» **WHAT NEEDS TO BE DONE**
Repeat the listing from its first line through the line containing "advanced-search[interactable]: Advanced [398, 0, 450, 46]", including both of those lines.

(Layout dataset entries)
########################################

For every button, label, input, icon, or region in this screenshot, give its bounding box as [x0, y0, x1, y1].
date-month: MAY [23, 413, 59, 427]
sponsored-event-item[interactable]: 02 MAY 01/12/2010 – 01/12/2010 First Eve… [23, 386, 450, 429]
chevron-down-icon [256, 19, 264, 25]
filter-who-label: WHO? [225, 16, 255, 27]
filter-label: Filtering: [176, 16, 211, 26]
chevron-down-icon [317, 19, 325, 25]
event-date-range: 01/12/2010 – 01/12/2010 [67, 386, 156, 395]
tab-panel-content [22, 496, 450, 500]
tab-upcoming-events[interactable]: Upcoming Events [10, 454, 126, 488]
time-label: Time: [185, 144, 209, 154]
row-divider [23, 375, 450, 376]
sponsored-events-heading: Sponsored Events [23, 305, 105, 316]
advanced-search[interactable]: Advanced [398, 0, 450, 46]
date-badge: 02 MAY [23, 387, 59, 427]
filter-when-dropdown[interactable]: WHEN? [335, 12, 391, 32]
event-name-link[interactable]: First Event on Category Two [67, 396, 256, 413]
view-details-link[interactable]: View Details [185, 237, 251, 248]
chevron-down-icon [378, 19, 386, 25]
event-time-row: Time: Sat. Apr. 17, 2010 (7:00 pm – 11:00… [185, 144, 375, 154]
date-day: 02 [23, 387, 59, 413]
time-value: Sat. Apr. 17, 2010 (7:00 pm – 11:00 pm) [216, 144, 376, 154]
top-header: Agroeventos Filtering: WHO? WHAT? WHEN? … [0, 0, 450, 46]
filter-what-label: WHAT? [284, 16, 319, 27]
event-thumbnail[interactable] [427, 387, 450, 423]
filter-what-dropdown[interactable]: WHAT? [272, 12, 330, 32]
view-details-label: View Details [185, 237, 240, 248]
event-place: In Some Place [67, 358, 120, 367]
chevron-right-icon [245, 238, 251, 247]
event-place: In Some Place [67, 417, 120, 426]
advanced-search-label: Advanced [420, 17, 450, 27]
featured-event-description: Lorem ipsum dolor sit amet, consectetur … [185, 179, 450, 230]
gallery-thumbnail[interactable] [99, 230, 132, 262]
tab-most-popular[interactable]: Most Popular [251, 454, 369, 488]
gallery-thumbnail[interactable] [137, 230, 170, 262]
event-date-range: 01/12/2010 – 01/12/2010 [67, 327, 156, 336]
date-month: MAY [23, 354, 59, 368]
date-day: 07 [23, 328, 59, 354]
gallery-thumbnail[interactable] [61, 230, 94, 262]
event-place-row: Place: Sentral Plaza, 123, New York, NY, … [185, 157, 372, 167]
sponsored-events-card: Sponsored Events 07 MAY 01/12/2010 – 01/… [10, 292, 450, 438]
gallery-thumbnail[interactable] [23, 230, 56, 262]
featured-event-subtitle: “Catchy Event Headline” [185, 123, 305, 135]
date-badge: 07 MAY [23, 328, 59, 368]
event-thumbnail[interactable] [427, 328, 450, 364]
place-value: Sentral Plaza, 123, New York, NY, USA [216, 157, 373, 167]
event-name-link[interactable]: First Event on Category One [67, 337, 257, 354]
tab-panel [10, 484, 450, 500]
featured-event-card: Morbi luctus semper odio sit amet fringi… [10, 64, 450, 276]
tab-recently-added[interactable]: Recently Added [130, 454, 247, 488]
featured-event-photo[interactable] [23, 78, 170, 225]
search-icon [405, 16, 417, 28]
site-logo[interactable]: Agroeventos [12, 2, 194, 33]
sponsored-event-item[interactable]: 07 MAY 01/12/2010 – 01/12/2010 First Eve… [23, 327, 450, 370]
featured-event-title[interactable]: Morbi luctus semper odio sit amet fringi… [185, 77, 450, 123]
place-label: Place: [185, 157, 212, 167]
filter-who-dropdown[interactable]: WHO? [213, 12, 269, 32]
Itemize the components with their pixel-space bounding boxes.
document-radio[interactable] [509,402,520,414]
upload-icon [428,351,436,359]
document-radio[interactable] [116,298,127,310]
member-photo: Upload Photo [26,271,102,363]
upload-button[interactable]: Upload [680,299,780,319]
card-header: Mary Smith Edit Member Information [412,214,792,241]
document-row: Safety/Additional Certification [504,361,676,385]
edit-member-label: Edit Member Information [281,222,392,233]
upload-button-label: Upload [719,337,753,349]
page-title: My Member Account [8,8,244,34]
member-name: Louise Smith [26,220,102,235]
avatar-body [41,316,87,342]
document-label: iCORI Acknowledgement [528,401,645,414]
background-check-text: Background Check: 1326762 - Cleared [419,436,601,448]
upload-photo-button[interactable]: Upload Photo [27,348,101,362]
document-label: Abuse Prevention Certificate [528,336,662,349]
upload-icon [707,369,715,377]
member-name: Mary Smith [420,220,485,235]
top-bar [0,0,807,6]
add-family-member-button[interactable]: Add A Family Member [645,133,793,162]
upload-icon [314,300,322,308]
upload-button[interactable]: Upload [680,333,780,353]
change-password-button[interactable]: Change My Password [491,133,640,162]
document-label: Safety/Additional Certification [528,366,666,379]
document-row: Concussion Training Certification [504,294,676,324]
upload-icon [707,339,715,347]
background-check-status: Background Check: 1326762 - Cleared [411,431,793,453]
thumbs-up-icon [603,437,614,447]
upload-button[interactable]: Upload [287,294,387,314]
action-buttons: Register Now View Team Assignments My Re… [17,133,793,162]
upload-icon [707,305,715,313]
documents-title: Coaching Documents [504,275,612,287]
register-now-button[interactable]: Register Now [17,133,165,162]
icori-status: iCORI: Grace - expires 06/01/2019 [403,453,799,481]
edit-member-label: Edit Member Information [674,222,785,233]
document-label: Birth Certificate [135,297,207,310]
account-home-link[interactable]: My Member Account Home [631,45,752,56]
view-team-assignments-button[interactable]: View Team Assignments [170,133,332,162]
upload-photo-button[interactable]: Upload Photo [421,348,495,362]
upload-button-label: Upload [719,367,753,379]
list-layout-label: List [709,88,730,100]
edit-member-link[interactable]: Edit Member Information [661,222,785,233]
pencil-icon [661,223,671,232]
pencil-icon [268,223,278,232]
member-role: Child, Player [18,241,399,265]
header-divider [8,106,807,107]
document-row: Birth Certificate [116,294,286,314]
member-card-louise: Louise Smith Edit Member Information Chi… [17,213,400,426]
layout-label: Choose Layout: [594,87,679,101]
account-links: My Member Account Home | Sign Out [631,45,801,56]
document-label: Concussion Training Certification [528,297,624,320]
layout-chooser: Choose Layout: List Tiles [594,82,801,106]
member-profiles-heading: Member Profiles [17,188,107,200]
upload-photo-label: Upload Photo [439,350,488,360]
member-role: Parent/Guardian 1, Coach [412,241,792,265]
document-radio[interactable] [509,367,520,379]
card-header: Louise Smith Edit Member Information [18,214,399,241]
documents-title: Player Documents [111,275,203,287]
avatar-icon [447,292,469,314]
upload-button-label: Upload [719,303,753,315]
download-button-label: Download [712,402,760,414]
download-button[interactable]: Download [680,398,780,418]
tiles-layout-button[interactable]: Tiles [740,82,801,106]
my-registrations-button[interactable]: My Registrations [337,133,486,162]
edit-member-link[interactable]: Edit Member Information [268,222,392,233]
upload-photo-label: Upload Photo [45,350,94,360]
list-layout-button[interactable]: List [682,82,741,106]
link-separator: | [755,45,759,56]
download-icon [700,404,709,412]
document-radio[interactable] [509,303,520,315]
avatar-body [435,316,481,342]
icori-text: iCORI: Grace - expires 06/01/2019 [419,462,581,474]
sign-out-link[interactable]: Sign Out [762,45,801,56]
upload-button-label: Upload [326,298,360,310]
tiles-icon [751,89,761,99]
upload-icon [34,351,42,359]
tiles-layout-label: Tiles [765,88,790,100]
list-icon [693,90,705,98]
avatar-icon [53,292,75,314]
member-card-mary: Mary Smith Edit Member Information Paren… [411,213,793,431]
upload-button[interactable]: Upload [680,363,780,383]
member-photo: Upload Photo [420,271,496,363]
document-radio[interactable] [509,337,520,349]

########################################

» **CORRECT RESULT**
For every button, label, input, icon, or region in this screenshot, give its bounding box as [x0, y0, x1, y1].
date-month: MAY [23, 413, 59, 427]
sponsored-event-item[interactable]: 02 MAY 01/12/2010 – 01/12/2010 First Eve… [23, 386, 450, 429]
chevron-down-icon [256, 19, 264, 25]
filter-who-label: WHO? [225, 16, 255, 27]
filter-label: Filtering: [176, 16, 211, 26]
chevron-down-icon [317, 19, 325, 25]
event-date-range: 01/12/2010 – 01/12/2010 [67, 386, 156, 395]
tab-panel-content [22, 496, 450, 500]
tab-upcoming-events[interactable]: Upcoming Events [10, 454, 126, 488]
time-label: Time: [185, 144, 209, 154]
row-divider [23, 375, 450, 376]
sponsored-events-heading: Sponsored Events [23, 305, 105, 316]
advanced-search[interactable]: Advanced [398, 0, 450, 46]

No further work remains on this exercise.